:: Stated exercise ::
Separate out the lines that hold "this".
-- begin --
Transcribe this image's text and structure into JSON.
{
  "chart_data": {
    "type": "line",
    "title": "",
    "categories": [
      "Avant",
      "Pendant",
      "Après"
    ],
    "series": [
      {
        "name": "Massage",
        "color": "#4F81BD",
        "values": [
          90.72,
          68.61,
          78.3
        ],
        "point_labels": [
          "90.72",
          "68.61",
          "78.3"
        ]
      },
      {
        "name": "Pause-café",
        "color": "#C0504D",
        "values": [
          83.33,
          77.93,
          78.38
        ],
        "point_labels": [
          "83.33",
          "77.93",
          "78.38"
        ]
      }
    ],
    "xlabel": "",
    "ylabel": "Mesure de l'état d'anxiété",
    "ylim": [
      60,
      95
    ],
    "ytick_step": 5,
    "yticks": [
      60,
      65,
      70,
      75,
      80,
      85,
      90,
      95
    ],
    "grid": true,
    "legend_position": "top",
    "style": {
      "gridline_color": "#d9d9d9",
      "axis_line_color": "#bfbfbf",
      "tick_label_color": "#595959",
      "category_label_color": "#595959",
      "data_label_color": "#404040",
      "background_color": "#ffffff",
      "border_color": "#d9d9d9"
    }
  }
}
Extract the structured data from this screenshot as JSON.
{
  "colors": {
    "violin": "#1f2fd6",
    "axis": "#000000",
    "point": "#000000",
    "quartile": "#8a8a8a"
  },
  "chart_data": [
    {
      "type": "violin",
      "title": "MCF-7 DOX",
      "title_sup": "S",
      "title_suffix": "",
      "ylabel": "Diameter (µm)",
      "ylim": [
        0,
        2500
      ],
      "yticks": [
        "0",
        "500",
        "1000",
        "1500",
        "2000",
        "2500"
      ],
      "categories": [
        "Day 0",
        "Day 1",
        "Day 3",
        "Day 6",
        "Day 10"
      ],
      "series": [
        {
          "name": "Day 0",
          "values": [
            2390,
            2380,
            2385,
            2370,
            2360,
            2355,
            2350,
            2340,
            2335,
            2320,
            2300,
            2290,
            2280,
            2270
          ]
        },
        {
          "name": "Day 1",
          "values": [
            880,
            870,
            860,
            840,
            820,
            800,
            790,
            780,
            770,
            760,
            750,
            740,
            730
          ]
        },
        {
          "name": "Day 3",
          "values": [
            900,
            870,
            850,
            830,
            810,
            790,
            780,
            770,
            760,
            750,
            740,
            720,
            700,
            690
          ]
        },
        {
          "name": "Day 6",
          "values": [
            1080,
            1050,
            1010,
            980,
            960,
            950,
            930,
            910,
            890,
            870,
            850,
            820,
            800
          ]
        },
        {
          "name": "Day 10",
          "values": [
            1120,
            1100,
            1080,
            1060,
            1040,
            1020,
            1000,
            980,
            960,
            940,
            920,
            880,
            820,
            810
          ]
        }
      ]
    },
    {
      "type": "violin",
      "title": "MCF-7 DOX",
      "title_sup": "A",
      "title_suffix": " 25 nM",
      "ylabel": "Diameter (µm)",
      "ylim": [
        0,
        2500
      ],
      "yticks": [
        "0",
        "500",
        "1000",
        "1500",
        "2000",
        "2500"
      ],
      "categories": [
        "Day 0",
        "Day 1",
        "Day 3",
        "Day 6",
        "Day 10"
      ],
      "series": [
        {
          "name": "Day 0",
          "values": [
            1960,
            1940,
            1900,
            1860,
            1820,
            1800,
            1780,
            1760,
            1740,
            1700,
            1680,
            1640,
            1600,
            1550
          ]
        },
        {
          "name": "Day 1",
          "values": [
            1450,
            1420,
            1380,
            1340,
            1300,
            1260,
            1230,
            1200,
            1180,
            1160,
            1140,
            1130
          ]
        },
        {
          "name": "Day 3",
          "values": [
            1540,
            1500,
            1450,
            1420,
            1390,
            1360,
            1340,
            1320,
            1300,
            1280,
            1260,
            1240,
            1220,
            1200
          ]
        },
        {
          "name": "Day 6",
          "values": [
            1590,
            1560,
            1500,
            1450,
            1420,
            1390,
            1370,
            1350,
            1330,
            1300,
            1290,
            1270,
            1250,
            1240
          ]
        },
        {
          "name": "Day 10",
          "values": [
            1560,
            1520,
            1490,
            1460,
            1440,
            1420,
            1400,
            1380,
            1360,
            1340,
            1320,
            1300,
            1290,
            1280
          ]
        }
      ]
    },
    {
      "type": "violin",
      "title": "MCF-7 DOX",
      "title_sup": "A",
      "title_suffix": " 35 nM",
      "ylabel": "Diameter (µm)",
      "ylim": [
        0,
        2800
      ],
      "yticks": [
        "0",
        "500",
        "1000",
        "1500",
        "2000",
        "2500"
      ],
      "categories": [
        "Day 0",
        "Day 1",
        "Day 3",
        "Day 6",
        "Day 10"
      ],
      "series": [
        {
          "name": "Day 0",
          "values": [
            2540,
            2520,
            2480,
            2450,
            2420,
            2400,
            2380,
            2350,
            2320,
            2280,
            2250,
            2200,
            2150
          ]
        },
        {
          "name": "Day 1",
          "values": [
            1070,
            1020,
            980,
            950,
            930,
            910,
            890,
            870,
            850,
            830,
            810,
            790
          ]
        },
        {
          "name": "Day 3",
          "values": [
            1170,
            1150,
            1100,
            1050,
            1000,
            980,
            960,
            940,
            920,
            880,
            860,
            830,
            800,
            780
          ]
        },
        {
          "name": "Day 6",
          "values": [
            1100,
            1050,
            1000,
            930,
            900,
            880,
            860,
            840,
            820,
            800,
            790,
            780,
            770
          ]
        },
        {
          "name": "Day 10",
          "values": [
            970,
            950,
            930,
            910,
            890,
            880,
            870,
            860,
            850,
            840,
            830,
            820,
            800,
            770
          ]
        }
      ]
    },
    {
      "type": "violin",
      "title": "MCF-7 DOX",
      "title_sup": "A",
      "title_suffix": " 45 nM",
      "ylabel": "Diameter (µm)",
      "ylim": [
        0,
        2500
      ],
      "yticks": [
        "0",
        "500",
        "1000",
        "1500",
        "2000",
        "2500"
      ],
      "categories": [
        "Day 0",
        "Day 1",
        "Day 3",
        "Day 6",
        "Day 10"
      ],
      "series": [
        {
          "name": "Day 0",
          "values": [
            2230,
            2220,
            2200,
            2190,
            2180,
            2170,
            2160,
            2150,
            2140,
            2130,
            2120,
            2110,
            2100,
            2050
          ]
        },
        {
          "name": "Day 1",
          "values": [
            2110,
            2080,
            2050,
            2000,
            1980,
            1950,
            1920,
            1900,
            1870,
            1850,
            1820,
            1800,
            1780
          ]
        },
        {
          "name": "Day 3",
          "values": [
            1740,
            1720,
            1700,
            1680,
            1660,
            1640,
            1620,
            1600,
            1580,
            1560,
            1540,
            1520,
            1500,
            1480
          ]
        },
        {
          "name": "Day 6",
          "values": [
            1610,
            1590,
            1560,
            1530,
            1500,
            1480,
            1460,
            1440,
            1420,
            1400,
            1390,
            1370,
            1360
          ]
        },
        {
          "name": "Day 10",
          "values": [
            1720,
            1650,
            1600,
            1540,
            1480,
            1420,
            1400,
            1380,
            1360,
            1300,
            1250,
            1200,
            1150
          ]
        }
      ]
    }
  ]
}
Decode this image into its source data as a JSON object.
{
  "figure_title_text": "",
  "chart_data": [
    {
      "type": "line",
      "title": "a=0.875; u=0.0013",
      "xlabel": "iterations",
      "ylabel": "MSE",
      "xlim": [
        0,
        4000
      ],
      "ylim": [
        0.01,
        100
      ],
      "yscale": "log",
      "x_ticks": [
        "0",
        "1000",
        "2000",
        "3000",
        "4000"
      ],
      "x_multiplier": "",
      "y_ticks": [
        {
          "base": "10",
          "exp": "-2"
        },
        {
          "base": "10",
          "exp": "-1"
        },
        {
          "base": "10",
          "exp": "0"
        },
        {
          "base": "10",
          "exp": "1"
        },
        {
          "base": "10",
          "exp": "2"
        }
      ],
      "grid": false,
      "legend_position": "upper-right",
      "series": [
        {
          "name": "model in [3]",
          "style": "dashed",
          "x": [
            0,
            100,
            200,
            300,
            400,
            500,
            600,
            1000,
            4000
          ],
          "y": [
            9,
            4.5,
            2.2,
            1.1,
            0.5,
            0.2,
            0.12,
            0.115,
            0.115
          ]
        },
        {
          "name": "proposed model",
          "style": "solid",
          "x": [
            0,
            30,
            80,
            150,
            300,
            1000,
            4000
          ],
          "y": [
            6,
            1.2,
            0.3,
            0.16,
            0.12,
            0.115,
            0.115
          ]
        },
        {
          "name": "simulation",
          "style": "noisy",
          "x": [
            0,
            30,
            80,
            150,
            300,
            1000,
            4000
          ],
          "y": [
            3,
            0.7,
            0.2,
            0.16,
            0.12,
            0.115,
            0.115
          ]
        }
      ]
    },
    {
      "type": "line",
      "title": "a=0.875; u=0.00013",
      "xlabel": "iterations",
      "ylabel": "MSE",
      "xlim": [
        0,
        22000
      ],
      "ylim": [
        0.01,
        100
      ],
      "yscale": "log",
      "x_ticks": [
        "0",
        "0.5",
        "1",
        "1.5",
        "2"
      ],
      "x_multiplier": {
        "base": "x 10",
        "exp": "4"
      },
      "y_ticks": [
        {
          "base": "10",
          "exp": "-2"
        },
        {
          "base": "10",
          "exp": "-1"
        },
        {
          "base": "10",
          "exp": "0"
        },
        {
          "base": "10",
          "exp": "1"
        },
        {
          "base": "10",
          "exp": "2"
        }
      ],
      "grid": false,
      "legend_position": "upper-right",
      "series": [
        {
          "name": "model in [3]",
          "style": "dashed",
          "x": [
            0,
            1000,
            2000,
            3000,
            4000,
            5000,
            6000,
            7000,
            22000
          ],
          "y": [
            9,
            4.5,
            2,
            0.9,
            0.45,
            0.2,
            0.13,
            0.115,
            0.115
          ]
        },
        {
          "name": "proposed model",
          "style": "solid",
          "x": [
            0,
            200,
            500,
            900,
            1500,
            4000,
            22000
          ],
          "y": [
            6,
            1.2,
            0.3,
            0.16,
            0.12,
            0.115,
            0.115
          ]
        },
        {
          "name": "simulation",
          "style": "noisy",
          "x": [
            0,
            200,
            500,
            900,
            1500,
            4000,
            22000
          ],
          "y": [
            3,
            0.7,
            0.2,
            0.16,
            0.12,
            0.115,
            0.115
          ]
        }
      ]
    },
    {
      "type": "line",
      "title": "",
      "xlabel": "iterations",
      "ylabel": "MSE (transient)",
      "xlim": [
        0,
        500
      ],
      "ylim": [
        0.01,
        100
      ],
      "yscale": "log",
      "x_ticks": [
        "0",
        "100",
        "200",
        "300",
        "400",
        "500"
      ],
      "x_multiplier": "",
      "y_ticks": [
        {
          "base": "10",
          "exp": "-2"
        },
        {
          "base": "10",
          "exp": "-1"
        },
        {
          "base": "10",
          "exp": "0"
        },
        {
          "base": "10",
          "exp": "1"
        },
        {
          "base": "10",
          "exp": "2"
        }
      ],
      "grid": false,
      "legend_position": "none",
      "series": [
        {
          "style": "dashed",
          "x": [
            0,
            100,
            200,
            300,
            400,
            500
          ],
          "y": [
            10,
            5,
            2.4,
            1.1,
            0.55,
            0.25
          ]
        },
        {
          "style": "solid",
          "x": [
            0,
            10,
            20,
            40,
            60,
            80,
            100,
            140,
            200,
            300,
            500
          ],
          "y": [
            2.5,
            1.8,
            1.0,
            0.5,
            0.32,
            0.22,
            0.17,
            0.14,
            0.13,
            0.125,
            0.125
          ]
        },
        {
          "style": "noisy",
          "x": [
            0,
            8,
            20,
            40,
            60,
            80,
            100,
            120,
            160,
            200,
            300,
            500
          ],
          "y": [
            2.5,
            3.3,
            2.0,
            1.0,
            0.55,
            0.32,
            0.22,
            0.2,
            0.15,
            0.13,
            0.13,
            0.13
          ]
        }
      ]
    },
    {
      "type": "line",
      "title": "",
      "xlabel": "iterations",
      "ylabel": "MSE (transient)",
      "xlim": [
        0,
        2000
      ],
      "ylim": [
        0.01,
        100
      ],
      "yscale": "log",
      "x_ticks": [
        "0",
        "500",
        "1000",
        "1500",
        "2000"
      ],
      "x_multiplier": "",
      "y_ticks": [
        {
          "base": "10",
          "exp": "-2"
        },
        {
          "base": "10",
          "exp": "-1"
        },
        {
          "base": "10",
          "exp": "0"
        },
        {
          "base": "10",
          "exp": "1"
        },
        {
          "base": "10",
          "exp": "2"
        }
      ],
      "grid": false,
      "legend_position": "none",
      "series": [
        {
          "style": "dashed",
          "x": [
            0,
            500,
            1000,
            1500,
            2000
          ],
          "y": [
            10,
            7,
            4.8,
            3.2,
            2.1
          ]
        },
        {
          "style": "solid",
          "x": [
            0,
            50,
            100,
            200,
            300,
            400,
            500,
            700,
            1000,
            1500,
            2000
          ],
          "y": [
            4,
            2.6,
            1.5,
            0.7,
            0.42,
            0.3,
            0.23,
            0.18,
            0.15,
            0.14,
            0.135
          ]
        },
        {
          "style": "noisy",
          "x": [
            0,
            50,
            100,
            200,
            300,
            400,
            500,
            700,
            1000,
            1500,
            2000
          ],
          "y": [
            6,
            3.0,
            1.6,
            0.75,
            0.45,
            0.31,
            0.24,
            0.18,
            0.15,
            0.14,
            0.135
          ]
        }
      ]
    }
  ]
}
-- end --
:: Task output ::
Transcribe this image's text and structure into JSON.
Extract the structured data from this screenshot as JSON.
Decode this image into its source data as a JSON object.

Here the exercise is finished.